BEGIN Text provided

If I had more brain cells (and they are fast being depleted rather than increasing these days) I’d love to try something like your graphics tablet, but alas… not for me. I hope you have many hours of enjoyment with it! I’m struggling lately with trying to stay focused on one thing at a time. Turning everything off except the task at hand – which goes against what I’ve become accustomed to lately… having 3 or 4 things all going at the same time has become the norm, and I don’t think it’s a good thing, so I’m trying to do only 1 thing at a time – trying being the key word!

TopsyTurvy (Teri)

Smiling at this post. I’m pretty sure that for legal purposes your typed name is now considered a sufficient signature on documents. Still, glad you got the Wacom.

I too have a Wacom. It took quite a bit to get it set up as wi-fi, necessary as the cable didn’t reach from the back of my old desktop to the tablet. Hmmmm. Now I have the laptop. It didn’t occur to me until just now that I could reconnect the tablet using the cable.

I haven’t used the tablet the way I thought I would. Some day I need to focus on that a bit more. Maybe in July when business is slowest and I don’t feel as much pressure to make new products.

Enjoy your new tablet, Maggie!

Irene Bean

Well, you are light years more advanced than me when it comes to technology. Wow! The doodles of the other day and today’s are wonderful.

Your description of Attila’s departure was so well written. *hugs*

crochetlady or Lee Ann

“Creating only what is pleasing to my own eye” that is what art is all about. It doesn’t matter what format you choose. And it doesn’t matter what others think anout your efforts. Though I do like what you did

TopsyTurvy (Teri)

END Text provided
BEGIN Supplied information

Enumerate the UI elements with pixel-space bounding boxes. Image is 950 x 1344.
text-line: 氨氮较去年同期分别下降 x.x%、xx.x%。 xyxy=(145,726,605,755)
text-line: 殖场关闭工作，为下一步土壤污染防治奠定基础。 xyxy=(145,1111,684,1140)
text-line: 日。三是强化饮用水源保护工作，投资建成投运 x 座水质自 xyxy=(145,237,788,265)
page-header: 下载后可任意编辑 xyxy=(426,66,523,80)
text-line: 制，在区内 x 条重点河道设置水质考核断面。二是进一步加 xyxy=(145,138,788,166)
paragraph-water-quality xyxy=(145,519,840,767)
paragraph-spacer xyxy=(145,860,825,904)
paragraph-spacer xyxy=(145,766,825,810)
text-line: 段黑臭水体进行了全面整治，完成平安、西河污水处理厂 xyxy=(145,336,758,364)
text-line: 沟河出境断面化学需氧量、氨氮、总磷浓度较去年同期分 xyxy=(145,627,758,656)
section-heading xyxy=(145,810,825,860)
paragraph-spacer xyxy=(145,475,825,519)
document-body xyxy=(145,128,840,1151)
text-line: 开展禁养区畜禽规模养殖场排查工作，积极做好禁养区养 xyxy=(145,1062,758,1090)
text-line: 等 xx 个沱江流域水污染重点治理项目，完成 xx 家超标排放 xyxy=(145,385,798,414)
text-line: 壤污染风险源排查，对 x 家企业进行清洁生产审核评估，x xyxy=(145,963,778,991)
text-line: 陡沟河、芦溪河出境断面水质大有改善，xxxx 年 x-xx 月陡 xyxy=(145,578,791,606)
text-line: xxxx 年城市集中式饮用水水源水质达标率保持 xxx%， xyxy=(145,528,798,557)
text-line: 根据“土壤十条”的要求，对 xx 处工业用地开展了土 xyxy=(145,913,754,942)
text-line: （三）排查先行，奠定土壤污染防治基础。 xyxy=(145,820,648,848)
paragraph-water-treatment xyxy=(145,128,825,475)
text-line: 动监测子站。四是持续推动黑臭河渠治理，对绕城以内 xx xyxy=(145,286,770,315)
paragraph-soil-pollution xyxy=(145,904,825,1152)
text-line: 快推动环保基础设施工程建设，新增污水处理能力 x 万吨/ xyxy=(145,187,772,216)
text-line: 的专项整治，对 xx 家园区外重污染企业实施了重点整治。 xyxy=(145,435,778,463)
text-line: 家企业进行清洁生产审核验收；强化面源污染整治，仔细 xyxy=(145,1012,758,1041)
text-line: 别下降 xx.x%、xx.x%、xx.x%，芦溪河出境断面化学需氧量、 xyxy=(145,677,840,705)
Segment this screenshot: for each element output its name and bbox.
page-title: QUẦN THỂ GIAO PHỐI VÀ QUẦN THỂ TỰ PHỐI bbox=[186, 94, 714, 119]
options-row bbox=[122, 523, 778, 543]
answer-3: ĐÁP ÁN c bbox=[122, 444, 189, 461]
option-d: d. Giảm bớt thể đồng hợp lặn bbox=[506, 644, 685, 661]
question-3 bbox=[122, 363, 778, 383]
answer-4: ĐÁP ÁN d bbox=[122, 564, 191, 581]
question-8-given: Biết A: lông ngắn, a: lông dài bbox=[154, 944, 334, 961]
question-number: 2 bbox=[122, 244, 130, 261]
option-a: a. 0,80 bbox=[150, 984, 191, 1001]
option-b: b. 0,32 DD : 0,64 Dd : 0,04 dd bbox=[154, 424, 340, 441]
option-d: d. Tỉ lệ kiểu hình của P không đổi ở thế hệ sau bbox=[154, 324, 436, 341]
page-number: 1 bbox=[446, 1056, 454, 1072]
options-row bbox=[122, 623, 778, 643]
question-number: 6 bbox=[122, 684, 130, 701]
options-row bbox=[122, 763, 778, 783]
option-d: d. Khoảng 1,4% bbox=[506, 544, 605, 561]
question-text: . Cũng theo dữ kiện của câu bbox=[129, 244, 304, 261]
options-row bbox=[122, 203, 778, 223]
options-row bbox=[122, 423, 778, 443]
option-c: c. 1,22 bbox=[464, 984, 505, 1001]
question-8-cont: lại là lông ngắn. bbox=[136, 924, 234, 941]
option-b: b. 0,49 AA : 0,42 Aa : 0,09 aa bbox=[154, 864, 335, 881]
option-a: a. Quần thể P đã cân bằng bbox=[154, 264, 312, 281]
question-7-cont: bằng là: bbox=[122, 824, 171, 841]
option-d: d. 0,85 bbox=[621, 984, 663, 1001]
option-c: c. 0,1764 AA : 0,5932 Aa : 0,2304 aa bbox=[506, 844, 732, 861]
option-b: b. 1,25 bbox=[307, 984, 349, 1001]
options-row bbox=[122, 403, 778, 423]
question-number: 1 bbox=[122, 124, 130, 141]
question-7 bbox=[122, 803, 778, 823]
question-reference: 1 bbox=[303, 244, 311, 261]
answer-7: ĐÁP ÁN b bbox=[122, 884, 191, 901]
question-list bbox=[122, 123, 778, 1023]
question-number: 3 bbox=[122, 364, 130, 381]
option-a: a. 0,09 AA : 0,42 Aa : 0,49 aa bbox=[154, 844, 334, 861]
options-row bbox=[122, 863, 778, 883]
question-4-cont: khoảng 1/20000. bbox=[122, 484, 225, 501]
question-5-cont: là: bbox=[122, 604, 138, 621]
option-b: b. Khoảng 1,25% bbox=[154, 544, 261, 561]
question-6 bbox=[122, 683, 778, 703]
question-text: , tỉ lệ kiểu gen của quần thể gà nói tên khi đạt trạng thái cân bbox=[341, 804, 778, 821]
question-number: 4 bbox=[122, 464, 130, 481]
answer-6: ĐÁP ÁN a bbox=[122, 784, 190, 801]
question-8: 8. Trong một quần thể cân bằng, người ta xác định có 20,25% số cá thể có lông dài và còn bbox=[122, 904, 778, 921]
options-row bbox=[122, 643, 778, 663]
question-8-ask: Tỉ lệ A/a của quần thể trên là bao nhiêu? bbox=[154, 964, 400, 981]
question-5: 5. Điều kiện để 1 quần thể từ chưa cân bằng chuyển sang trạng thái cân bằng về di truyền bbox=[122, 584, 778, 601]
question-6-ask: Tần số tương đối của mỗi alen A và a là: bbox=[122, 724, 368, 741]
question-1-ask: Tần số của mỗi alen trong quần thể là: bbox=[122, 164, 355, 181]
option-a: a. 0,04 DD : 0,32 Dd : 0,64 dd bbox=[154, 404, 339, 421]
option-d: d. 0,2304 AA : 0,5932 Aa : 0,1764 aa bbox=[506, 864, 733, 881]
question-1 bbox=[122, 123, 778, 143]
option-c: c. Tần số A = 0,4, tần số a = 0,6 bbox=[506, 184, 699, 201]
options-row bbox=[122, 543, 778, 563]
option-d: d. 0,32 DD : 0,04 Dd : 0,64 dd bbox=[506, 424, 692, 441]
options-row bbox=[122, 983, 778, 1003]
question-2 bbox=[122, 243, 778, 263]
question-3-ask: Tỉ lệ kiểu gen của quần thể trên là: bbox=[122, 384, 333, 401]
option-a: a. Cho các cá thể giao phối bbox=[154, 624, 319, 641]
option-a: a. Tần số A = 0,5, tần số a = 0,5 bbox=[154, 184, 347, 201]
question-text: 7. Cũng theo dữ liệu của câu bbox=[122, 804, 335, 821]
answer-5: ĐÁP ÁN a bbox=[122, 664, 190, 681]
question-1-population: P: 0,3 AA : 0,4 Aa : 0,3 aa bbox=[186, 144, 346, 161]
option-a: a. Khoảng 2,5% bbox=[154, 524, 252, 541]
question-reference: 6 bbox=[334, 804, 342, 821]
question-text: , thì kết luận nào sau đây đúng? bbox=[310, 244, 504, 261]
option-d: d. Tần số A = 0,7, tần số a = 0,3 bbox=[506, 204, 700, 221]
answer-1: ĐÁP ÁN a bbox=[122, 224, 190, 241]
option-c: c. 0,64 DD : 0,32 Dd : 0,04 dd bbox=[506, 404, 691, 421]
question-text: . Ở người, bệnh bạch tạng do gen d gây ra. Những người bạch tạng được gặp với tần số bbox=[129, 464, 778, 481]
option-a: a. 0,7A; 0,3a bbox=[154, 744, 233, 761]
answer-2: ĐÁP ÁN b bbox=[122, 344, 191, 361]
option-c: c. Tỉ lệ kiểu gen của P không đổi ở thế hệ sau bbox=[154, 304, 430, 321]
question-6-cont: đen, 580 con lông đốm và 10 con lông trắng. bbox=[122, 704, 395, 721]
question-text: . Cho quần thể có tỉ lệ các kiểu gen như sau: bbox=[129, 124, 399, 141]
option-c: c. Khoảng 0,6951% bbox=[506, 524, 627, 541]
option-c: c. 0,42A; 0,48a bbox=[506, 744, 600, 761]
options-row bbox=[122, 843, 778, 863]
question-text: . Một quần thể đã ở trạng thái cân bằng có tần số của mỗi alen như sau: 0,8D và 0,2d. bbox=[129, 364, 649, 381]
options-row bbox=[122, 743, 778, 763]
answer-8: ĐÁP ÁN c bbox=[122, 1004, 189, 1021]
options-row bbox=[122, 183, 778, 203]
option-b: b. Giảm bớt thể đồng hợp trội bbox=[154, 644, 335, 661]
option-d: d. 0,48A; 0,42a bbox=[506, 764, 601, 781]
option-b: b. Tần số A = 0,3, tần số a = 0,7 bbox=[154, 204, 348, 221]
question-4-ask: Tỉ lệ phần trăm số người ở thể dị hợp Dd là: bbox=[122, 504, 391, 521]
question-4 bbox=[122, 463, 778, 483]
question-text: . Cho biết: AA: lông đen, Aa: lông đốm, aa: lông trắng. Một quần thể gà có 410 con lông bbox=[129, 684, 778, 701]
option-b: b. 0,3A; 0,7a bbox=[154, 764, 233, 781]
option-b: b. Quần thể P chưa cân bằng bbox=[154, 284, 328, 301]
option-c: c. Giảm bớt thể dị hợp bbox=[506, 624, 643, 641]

END Supplied information

Requirement A
In the comments, why did the commenter have to set up the Wacom tablet as wi-fi?
Requirement B
From the comments, reproduce word for word the stretch from "I haven’t used" through "today’s are wonderful.".

Exercise response A
The cable didn't reach from the back of the old desktop to the tablet.

Exercise response B
I haven’t used the tablet the way I thought I would. Some day I need to focus on that a bit more. Maybe in July when business is slowest and I don’t feel as much pressure to make new products.

Enjoy your new tablet, Maggie!

Irene Bean

Well, you are light years more advanced than me when it comes to technology. Wow! The doodles of the other day and today’s are wonderful.